* **Aim**
Filter these entries so that only lines with the word "Farmacología" remain.

[Data entries]
+ + +
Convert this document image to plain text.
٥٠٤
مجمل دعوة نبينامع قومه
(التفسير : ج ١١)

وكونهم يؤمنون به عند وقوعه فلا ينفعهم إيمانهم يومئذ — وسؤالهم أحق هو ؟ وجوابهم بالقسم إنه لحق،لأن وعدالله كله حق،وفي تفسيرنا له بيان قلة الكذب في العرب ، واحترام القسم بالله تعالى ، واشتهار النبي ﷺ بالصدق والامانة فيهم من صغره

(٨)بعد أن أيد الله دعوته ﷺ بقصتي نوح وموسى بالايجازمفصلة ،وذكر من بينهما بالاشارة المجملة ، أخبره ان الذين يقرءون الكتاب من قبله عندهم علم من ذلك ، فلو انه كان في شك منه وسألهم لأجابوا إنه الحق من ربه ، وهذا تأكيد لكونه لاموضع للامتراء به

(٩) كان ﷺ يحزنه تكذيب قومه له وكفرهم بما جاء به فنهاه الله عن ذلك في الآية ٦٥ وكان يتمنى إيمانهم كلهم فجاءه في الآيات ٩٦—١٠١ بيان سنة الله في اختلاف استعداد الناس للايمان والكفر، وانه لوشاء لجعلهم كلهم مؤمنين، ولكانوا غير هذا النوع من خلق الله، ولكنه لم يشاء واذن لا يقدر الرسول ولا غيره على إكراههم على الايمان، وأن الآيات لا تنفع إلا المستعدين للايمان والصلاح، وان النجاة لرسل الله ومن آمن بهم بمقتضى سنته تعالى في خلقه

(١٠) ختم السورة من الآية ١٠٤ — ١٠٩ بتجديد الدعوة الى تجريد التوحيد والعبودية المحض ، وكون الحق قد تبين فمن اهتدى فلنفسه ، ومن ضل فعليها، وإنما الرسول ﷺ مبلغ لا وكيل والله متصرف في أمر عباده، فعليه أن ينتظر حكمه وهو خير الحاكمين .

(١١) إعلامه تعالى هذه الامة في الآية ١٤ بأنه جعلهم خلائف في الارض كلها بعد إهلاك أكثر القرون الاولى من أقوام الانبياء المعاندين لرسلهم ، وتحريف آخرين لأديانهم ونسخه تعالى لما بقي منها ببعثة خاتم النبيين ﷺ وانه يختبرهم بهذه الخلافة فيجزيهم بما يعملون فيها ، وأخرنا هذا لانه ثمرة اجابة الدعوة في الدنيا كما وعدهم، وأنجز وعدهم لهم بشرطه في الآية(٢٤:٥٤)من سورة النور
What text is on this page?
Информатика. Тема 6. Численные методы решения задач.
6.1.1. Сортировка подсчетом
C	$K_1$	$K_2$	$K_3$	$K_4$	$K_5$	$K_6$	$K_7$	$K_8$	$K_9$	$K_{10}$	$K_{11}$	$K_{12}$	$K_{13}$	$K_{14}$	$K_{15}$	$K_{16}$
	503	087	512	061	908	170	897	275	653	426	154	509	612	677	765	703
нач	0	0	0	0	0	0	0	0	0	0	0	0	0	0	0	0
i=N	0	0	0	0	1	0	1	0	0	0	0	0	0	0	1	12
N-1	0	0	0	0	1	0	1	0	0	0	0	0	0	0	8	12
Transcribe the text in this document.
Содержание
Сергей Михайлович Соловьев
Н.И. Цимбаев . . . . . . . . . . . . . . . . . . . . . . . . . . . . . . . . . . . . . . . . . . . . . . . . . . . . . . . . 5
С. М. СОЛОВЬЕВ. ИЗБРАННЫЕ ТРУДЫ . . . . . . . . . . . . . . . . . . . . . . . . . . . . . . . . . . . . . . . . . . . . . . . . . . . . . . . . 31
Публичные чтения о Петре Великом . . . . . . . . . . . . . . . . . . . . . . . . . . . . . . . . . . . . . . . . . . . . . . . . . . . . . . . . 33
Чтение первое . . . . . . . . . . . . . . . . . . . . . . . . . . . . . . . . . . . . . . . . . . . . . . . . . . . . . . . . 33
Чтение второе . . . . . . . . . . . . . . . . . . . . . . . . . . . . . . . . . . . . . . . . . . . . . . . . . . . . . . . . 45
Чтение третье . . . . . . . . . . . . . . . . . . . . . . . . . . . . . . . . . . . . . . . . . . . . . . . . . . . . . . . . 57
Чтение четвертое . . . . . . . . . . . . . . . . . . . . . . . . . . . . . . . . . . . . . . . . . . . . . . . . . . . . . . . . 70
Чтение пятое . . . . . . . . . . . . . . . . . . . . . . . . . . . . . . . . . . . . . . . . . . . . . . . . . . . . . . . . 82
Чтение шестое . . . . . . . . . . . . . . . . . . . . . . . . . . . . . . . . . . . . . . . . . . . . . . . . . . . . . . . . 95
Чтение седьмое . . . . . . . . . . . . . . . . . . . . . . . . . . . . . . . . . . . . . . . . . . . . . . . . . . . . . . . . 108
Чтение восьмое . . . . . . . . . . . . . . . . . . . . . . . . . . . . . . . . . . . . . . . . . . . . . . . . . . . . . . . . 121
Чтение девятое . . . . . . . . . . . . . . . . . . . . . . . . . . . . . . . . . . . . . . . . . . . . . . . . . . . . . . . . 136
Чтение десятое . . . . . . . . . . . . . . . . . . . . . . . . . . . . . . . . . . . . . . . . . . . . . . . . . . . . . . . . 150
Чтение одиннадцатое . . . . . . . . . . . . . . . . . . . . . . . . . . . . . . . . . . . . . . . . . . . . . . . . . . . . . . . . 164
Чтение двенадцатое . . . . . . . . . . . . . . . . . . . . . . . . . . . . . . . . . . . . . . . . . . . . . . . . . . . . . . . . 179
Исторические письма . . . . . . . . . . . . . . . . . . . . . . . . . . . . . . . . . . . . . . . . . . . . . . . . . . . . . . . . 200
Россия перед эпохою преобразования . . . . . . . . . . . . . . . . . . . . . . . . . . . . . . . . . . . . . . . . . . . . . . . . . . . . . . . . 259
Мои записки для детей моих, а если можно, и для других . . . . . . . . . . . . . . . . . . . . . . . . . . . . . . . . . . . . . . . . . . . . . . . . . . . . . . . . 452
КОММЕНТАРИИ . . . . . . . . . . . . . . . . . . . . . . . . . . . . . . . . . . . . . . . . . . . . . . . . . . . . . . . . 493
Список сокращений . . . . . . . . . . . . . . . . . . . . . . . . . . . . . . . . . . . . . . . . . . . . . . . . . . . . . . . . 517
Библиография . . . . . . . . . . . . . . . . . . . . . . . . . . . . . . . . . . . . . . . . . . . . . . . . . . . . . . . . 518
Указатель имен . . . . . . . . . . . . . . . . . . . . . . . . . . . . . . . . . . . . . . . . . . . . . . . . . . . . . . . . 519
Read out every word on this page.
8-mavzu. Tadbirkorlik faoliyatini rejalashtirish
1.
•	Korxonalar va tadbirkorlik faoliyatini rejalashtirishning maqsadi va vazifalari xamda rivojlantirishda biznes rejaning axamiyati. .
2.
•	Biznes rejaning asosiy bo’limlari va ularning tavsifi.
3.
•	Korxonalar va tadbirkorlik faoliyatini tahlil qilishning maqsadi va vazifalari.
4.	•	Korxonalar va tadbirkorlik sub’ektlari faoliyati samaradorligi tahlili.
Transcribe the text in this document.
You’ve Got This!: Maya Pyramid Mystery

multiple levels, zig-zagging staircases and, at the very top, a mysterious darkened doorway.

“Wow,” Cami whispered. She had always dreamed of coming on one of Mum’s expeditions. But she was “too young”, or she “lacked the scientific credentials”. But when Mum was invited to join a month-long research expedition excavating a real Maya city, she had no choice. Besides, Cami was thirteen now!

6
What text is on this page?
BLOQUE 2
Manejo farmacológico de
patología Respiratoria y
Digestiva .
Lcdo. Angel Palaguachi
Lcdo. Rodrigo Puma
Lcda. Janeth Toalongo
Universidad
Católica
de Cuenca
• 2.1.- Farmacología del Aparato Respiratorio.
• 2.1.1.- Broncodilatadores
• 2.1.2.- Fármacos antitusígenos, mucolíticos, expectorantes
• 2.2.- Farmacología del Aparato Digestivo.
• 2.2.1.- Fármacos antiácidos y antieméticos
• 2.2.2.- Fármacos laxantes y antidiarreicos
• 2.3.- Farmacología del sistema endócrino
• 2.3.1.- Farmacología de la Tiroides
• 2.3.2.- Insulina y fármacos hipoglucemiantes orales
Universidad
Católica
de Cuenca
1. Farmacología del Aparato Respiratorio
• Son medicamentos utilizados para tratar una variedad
+ + +
* **Problem solution**
• 2.1.- Farmacología del Aparato Respiratorio.
• 2.2.- Farmacología del Aparato Digestivo.
• 2.3.- Farmacología del sistema endócrino
• 2.3.1.- Farmacología de la Tiroides
1. Farmacología del Aparato Respiratorio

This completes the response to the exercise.